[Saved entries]
*-*-*

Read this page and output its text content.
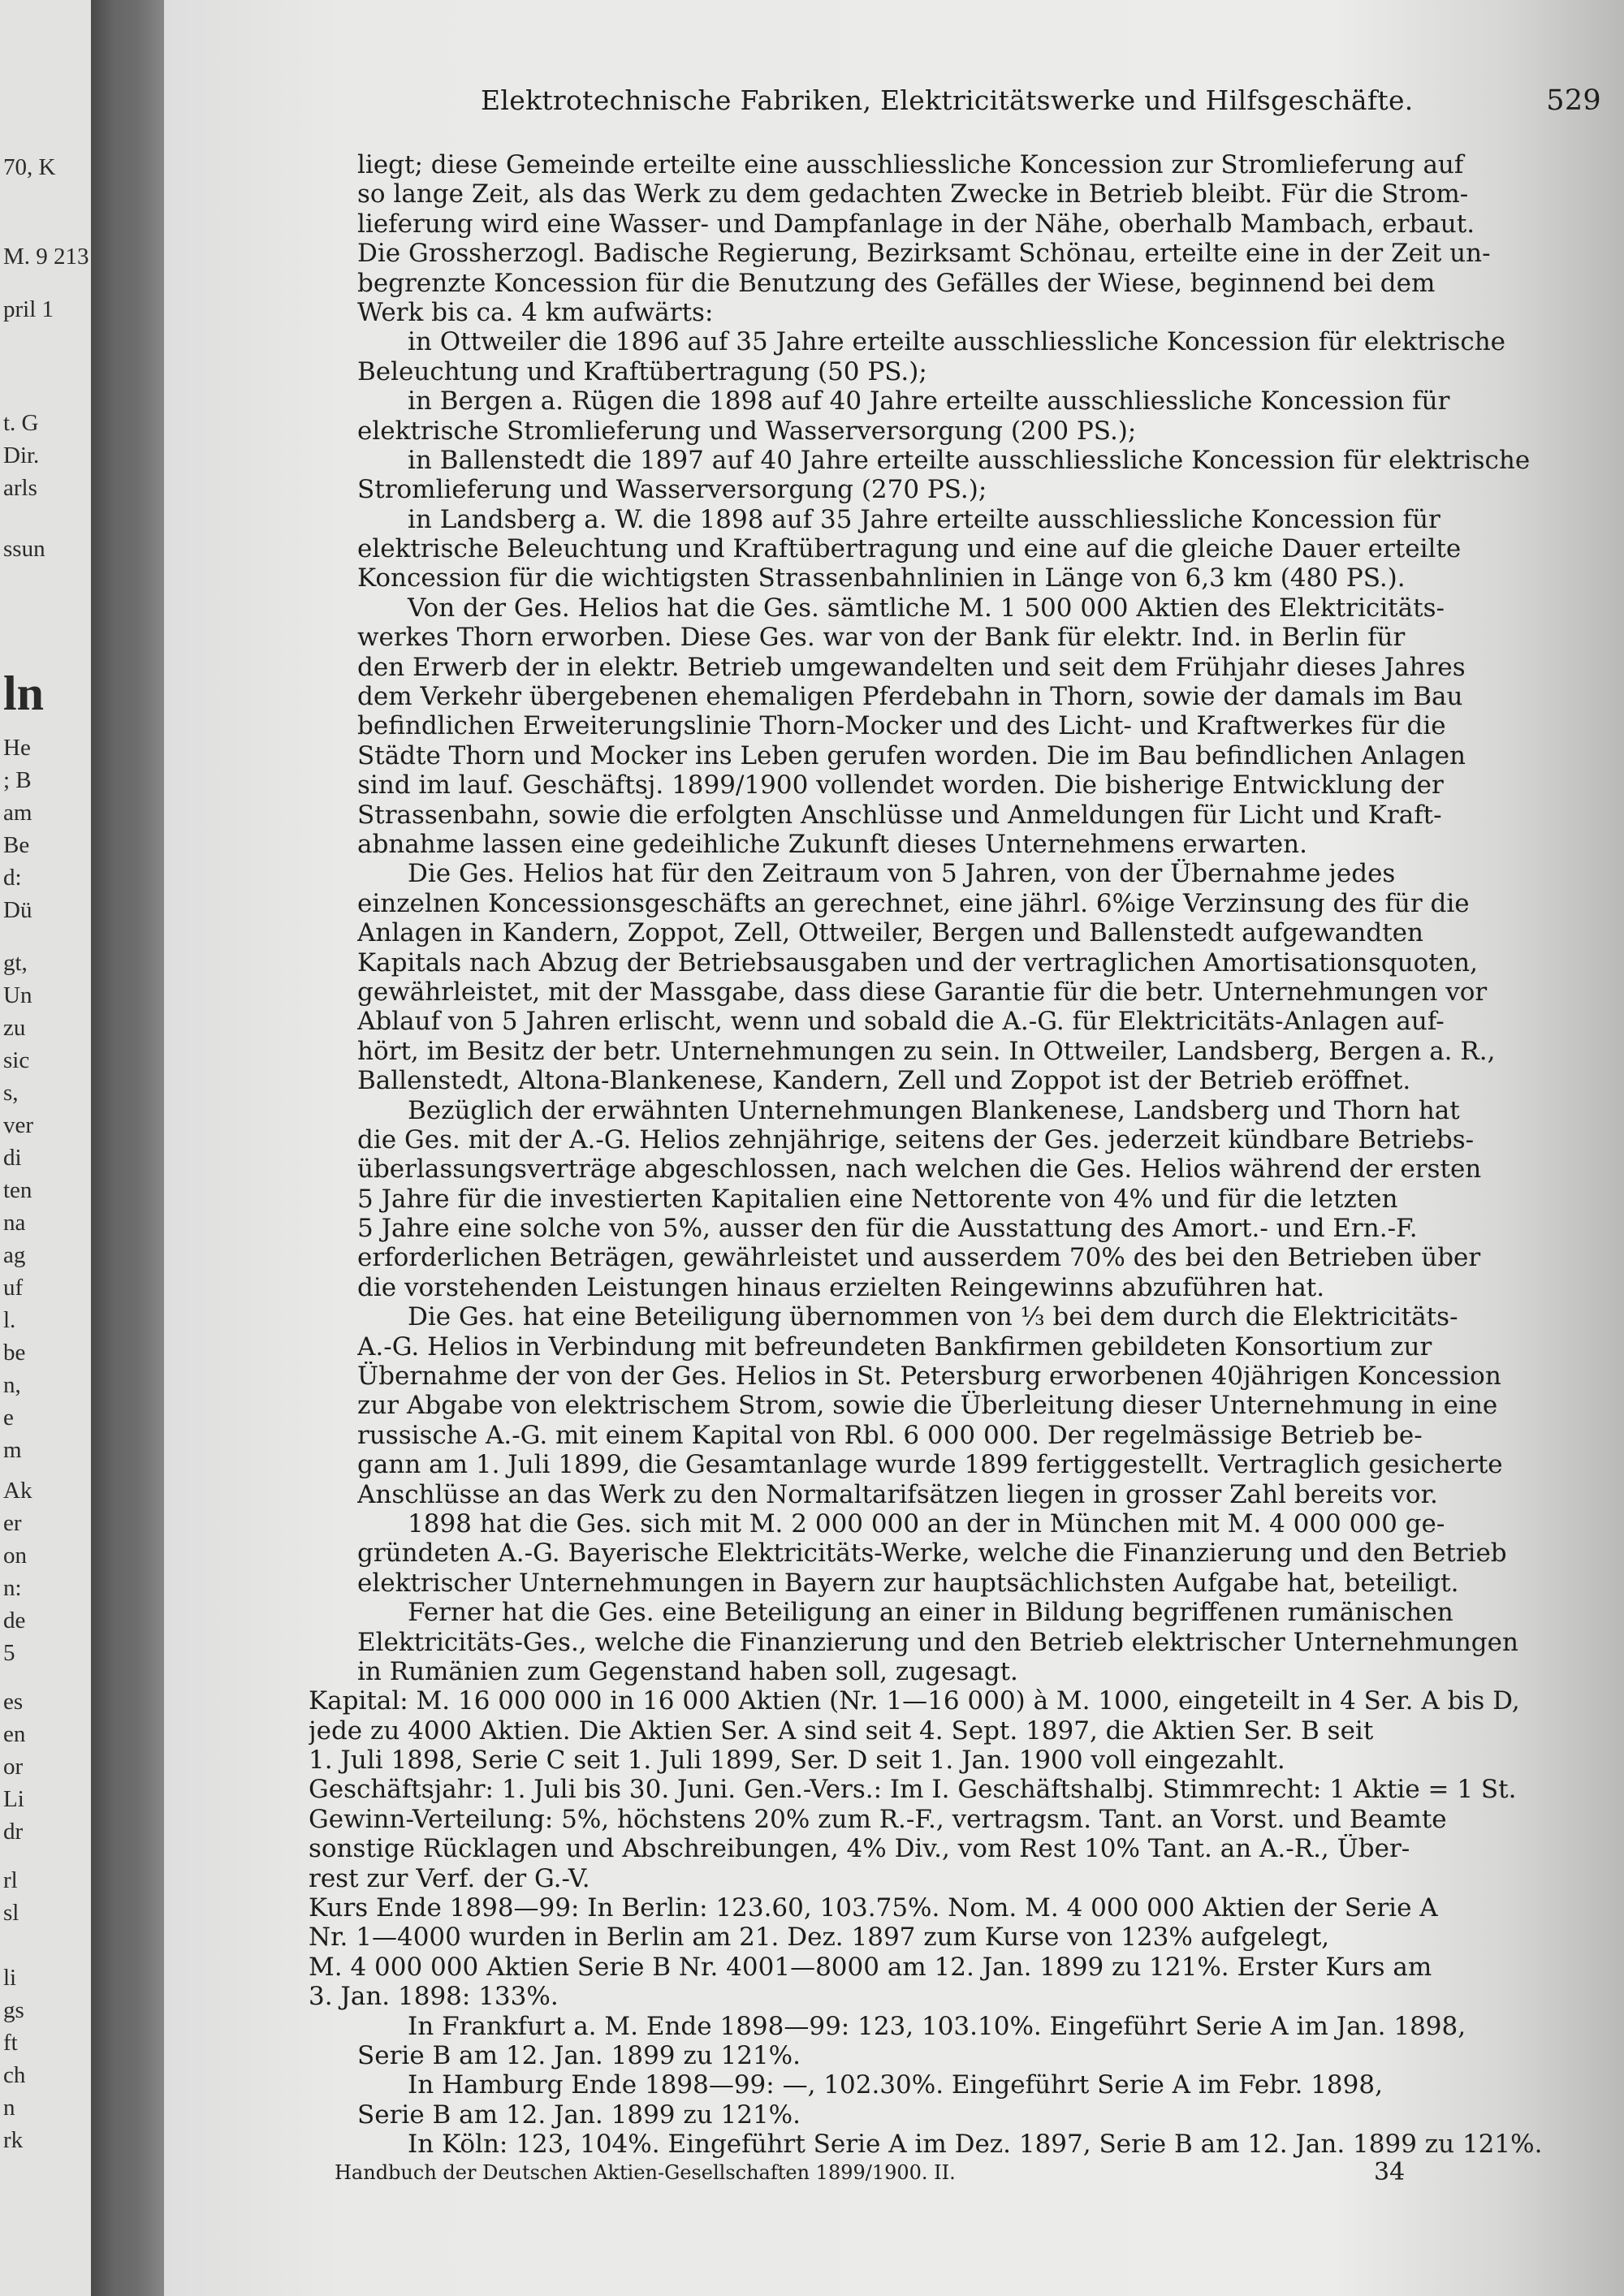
70, K
M. 9 213
pril 1
t. G
Dir.
arls
ssun
ln
He
; B
am
Be
d:
Dü
gt,
Un
zu
sic
s,
ver
di
ten
na
ag
uf
l.
be
n,
e
m
Ak
er
on
n:
de
5
es
en
or
Li
dr
rl
sl
li
gs
ft
ch
n
rk
Elektrotechnische Fabriken, Elektricitätswerke und Hilfsgeschäfte.	529
liegt; diese Gemeinde erteilte eine ausschliessliche Koncession zur Stromlieferung auf
so lange Zeit, als das Werk zu dem gedachten Zwecke in Betrieb bleibt. Für die Strom-
lieferung wird eine Wasser- und Dampfanlage in der Nähe, oberhalb Mambach, erbaut.
Die Grossherzogl. Badische Regierung, Bezirksamt Schönau, erteilte eine in der Zeit un-
begrenzte Koncession für die Benutzung des Gefälles der Wiese, beginnend bei dem
Werk bis ca. 4 km aufwärts:
in Ottweiler die 1896 auf 35 Jahre erteilte ausschliessliche Koncession für elektrische
Beleuchtung und Kraftübertragung (50 PS.);
in Bergen a. Rügen die 1898 auf 40 Jahre erteilte ausschliessliche Koncession für
elektrische Stromlieferung und Wasserversorgung (200 PS.);
in Ballenstedt die 1897 auf 40 Jahre erteilte ausschliessliche Koncession für elektrische
Stromlieferung und Wasserversorgung (270 PS.);
in Landsberg a. W. die 1898 auf 35 Jahre erteilte ausschliessliche Koncession für
elektrische Beleuchtung und Kraftübertragung und eine auf die gleiche Dauer erteilte
Koncession für die wichtigsten Strassenbahnlinien in Länge von 6,3 km (480 PS.).
Von der Ges. Helios hat die Ges. sämtliche M. 1 500 000 Aktien des Elektricitäts-
werkes Thorn erworben. Diese Ges. war von der Bank für elektr. Ind. in Berlin für
den Erwerb der in elektr. Betrieb umgewandelten und seit dem Frühjahr dieses Jahres
dem Verkehr übergebenen ehemaligen Pferdebahn in Thorn, sowie der damals im Bau
befindlichen Erweiterungslinie Thorn-Mocker und des Licht- und Kraftwerkes für die
Städte Thorn und Mocker ins Leben gerufen worden. Die im Bau befindlichen Anlagen
sind im lauf. Geschäftsj. 1899/1900 vollendet worden. Die bisherige Entwicklung der
Strassenbahn, sowie die erfolgten Anschlüsse und Anmeldungen für Licht und Kraft-
abnahme lassen eine gedeihliche Zukunft dieses Unternehmens erwarten.
Die Ges. Helios hat für den Zeitraum von 5 Jahren, von der Übernahme jedes
einzelnen Koncessionsgeschäfts an gerechnet, eine jährl. 6%ige Verzinsung des für die
Anlagen in Kandern, Zoppot, Zell, Ottweiler, Bergen und Ballenstedt aufgewandten
Kapitals nach Abzug der Betriebsausgaben und der vertraglichen Amortisationsquoten,
gewährleistet, mit der Massgabe, dass diese Garantie für die betr. Unternehmungen vor
Ablauf von 5 Jahren erlischt, wenn und sobald die A.-G. für Elektricitäts-Anlagen auf-
hört, im Besitz der betr. Unternehmungen zu sein. In Ottweiler, Landsberg, Bergen a. R.,
Ballenstedt, Altona-Blankenese, Kandern, Zell und Zoppot ist der Betrieb eröffnet.
Bezüglich der erwähnten Unternehmungen Blankenese, Landsberg und Thorn hat
die Ges. mit der A.-G. Helios zehnjährige, seitens der Ges. jederzeit kündbare Betriebs-
überlassungsverträge abgeschlossen, nach welchen die Ges. Helios während der ersten
5 Jahre für die investierten Kapitalien eine Nettorente von 4% und für die letzten
5 Jahre eine solche von 5%, ausser den für die Ausstattung des Amort.- und Ern.-F.
erforderlichen Beträgen, gewährleistet und ausserdem 70% des bei den Betrieben über
die vorstehenden Leistungen hinaus erzielten Reingewinns abzuführen hat.
Die Ges. hat eine Beteiligung übernommen von ⅓ bei dem durch die Elektricitäts-
A.-G. Helios in Verbindung mit befreundeten Bankfirmen gebildeten Konsortium zur
Übernahme der von der Ges. Helios in St. Petersburg erworbenen 40jährigen Koncession
zur Abgabe von elektrischem Strom, sowie die Überleitung dieser Unternehmung in eine
russische A.-G. mit einem Kapital von Rbl. 6 000 000. Der regelmässige Betrieb be-
gann am 1. Juli 1899, die Gesamtanlage wurde 1899 fertiggestellt. Vertraglich gesicherte
Anschlüsse an das Werk zu den Normaltarifsätzen liegen in grosser Zahl bereits vor.
1898 hat die Ges. sich mit M. 2 000 000 an der in München mit M. 4 000 000 ge-
gründeten A.-G. Bayerische Elektricitäts-Werke, welche die Finanzierung und den Betrieb
elektrischer Unternehmungen in Bayern zur hauptsächlichsten Aufgabe hat, beteiligt.
Ferner hat die Ges. eine Beteiligung an einer in Bildung begriffenen rumänischen
Elektricitäts-Ges., welche die Finanzierung und den Betrieb elektrischer Unternehmungen
in Rumänien zum Gegenstand haben soll, zugesagt.
Kapital: M. 16 000 000 in 16 000 Aktien (Nr. 1—16 000) à M. 1000, eingeteilt in 4 Ser. A bis D,
jede zu 4000 Aktien. Die Aktien Ser. A sind seit 4. Sept. 1897, die Aktien Ser. B seit
1. Juli 1898, Serie C seit 1. Juli 1899, Ser. D seit 1. Jan. 1900 voll eingezahlt.
Geschäftsjahr: 1. Juli bis 30. Juni. Gen.-Vers.: Im I. Geschäftshalbj. Stimmrecht: 1 Aktie = 1 St.
Gewinn-Verteilung: 5%, höchstens 20% zum R.-F., vertragsm. Tant. an Vorst. und Beamte
sonstige Rücklagen und Abschreibungen, 4% Div., vom Rest 10% Tant. an A.-R., Über-
rest zur Verf. der G.-V.
Kurs Ende 1898—99: In Berlin: 123.60, 103.75%. Nom. M. 4 000 000 Aktien der Serie A
Nr. 1—4000 wurden in Berlin am 21. Dez. 1897 zum Kurse von 123% aufgelegt,
M. 4 000 000 Aktien Serie B Nr. 4001—8000 am 12. Jan. 1899 zu 121%. Erster Kurs am
3. Jan. 1898: 133%.
In Frankfurt a. M. Ende 1898—99: 123, 103.10%. Eingeführt Serie A im Jan. 1898,
Serie B am 12. Jan. 1899 zu 121%.
In Hamburg Ende 1898—99: —, 102.30%. Eingeführt Serie A im Febr. 1898,
Serie B am 12. Jan. 1899 zu 121%.
In Köln: 123, 104%. Eingeführt Serie A im Dez. 1897, Serie B am 12. Jan. 1899 zu 121%.
Handbuch der Deutschen Aktien-Gesellschaften 1899/1900. II.	34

*-*-*

Required task.
Only a number is wanted: how many lines of the material include the word "Kandern".

Final answer.
2